Data excerpts:
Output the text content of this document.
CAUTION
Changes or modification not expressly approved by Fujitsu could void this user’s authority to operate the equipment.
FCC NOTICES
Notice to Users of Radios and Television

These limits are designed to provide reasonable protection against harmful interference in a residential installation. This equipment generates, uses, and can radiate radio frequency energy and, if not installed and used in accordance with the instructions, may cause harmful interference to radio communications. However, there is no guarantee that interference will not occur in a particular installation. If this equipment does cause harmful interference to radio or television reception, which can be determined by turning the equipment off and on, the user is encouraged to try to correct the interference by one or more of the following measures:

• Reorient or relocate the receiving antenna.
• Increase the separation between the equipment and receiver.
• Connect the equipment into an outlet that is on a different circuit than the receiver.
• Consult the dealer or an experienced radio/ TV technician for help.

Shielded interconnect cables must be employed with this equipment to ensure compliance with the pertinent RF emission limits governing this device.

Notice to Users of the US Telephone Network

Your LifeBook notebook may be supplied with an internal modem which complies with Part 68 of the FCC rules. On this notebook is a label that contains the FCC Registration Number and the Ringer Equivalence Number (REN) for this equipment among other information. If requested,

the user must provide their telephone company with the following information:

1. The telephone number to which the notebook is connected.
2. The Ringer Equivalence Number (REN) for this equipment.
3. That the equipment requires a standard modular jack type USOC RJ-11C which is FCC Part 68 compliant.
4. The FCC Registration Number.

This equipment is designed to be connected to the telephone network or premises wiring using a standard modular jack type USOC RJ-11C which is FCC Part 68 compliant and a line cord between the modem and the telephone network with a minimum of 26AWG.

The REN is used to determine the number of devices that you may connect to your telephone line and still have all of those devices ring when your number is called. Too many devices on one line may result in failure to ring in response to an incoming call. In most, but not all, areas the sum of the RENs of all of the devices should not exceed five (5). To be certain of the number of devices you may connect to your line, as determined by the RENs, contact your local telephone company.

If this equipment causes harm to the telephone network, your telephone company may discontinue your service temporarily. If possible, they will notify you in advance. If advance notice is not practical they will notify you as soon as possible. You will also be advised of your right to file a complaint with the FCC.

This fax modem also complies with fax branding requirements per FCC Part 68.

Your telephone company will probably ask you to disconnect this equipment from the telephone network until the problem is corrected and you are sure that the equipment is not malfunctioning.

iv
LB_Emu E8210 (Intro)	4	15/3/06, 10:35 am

# Directive
Take every line from the data that contains the word "Users".

# Solution to the problem
Notice to Users of Radios and Television
Notice to Users of the US Telephone Network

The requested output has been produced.